» **What this task involves**
Wherever a line holds the word "hoạt", copy that line out.

» **Working data**
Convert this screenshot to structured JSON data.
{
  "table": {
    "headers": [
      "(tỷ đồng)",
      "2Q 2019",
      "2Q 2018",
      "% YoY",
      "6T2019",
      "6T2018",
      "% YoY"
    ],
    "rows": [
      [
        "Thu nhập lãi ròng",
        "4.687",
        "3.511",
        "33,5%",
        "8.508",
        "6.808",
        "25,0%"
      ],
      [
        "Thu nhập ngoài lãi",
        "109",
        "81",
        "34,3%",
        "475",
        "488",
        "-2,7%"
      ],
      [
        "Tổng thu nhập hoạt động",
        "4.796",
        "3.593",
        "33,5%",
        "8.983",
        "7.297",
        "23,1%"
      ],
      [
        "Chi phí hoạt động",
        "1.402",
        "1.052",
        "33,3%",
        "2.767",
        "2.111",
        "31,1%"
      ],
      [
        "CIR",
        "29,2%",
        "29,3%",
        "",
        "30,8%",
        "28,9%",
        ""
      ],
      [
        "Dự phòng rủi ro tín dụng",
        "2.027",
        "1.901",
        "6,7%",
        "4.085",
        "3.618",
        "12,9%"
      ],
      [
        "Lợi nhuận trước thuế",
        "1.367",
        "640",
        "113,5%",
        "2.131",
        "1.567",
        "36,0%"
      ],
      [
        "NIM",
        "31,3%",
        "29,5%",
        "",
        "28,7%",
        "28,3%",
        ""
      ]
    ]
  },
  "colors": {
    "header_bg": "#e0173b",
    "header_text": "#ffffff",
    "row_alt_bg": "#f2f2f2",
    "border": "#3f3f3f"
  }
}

» **Complete response**
        "Tổng thu nhập hoạt động",
        "Chi phí hoạt động",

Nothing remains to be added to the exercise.